What needs to be done> List each line of the data in which the string "With" appears.

Extracted entries>
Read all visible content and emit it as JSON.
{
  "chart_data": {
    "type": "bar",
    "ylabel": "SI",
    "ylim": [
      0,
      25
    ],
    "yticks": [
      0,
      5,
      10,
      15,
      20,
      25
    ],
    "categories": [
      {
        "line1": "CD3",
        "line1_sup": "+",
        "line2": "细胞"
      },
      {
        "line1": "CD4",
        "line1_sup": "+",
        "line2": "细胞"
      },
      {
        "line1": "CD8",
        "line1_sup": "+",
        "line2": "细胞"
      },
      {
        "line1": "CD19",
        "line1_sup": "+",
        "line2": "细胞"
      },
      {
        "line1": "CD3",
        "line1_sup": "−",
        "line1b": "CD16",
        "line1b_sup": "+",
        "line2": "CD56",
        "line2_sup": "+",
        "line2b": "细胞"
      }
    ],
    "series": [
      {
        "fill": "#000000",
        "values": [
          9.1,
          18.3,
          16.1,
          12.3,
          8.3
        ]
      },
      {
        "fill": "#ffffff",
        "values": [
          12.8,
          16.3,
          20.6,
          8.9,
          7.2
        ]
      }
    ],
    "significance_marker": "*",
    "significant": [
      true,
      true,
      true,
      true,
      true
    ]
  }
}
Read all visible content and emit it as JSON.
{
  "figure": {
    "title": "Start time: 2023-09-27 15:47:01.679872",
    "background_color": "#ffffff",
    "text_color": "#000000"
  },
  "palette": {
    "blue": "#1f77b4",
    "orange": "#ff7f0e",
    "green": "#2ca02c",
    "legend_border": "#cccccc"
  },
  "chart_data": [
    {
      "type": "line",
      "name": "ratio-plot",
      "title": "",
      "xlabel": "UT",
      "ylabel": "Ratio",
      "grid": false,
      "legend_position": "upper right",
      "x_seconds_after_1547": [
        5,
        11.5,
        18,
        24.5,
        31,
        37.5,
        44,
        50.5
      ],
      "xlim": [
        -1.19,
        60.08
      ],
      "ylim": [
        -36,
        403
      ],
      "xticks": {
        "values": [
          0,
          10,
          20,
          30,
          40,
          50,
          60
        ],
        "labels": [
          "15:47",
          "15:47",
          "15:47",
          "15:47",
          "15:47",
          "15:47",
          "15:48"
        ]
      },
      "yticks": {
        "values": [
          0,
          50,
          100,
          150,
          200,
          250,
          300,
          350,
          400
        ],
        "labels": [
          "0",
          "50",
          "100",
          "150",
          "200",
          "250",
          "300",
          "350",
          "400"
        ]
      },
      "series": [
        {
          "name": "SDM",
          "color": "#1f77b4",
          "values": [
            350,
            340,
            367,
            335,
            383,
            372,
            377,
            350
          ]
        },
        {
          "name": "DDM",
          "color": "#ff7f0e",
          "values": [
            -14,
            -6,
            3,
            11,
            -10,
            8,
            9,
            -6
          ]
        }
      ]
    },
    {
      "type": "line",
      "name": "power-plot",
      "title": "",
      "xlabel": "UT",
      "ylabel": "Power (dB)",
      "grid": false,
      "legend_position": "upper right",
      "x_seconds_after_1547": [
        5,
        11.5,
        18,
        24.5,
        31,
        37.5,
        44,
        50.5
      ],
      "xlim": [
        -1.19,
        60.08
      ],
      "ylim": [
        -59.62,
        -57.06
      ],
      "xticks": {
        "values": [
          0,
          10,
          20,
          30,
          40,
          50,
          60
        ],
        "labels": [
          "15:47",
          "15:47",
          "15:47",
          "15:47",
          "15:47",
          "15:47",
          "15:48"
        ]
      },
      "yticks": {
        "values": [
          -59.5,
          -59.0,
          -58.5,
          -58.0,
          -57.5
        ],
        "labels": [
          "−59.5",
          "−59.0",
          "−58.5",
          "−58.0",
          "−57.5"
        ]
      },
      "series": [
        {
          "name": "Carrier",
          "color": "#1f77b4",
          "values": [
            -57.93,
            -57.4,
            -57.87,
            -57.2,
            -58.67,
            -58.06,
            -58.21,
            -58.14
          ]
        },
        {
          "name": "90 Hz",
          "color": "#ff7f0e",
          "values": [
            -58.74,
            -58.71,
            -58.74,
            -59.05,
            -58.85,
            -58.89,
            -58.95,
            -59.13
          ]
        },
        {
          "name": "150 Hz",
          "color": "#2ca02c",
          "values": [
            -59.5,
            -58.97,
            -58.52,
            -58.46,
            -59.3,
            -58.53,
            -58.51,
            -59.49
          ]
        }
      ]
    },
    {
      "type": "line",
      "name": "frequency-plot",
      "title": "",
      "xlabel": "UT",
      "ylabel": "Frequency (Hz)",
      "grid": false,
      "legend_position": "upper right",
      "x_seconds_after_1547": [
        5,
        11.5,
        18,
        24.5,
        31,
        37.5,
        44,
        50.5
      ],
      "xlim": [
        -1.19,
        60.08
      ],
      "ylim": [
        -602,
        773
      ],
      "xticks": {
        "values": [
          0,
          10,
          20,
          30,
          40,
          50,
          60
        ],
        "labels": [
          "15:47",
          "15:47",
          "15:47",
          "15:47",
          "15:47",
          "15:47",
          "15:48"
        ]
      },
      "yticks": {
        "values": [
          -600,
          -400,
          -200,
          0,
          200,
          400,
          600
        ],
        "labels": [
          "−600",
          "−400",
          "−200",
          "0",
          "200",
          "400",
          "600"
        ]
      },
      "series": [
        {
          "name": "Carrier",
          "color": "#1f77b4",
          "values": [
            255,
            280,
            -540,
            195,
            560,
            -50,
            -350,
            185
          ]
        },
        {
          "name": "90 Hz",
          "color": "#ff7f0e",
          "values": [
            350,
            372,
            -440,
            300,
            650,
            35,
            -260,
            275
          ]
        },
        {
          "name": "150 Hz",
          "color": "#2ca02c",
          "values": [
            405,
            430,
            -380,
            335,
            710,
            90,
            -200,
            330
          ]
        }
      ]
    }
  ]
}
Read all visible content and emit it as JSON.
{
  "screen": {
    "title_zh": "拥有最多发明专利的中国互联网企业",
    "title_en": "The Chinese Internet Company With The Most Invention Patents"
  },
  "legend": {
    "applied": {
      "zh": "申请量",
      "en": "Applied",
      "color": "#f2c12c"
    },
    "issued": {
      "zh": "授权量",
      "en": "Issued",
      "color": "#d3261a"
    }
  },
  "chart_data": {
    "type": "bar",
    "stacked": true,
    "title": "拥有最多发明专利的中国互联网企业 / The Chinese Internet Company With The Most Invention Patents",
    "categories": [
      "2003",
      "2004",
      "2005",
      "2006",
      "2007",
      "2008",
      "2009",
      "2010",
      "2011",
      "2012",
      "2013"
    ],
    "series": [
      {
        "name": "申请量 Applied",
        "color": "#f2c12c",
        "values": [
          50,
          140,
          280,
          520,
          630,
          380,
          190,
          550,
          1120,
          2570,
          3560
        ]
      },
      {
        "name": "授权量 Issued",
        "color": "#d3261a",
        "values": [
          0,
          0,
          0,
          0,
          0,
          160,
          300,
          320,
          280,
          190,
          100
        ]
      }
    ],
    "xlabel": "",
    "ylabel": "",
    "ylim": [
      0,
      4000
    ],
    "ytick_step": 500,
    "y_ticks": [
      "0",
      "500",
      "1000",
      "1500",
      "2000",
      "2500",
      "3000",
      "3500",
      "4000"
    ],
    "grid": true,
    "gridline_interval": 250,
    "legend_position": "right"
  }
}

Expected output>
    "title_en": "The Chinese Internet Company With The Most Invention Patents"
    "title": "拥有最多发明专利的中国互联网企业 / The Chinese Internet Company With The Most Invention Patents",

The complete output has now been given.